Exercise aim: Find the lines below that contain the string "Sueonum". Copy each one.

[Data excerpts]
>> START

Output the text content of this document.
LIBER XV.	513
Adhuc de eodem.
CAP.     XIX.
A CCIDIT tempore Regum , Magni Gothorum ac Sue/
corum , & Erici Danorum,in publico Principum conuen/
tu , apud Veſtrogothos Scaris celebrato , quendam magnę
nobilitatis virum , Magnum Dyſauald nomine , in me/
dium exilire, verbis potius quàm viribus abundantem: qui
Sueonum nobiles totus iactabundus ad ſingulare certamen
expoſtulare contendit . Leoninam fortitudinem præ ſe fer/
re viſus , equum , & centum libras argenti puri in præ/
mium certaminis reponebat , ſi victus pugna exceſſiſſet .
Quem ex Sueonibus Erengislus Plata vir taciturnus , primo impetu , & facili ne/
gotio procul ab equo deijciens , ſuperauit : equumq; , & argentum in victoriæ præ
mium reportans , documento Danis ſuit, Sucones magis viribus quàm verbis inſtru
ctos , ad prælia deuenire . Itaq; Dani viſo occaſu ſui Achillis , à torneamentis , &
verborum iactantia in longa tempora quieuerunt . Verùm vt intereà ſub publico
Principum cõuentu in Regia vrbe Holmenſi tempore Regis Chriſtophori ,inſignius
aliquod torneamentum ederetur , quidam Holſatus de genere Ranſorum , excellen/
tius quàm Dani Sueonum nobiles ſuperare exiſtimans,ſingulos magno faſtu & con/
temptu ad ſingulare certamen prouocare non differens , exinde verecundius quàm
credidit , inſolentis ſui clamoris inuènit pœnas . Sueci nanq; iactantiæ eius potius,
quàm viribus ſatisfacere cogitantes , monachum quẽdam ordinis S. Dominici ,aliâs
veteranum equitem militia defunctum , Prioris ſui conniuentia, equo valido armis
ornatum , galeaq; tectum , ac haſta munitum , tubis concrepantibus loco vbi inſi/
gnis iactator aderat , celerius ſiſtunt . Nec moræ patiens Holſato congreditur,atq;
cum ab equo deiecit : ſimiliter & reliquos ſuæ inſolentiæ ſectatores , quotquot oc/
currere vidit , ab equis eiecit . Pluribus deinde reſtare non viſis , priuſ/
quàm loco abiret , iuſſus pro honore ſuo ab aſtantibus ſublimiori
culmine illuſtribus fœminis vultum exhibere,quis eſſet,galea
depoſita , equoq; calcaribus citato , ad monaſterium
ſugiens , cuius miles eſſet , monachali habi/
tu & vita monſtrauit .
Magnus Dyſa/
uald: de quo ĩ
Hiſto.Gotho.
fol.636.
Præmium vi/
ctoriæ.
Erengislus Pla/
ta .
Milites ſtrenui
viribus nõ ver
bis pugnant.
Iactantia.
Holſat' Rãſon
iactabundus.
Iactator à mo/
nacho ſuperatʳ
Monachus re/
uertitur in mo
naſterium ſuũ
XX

>> END

Solution to this exercise:
Sueonum nobiles totus iactabundus ad ſingulare certamen
tius quàm Dani Sueonum nobiles ſuperare exiſtimans,ſingulos magno faſtu & con/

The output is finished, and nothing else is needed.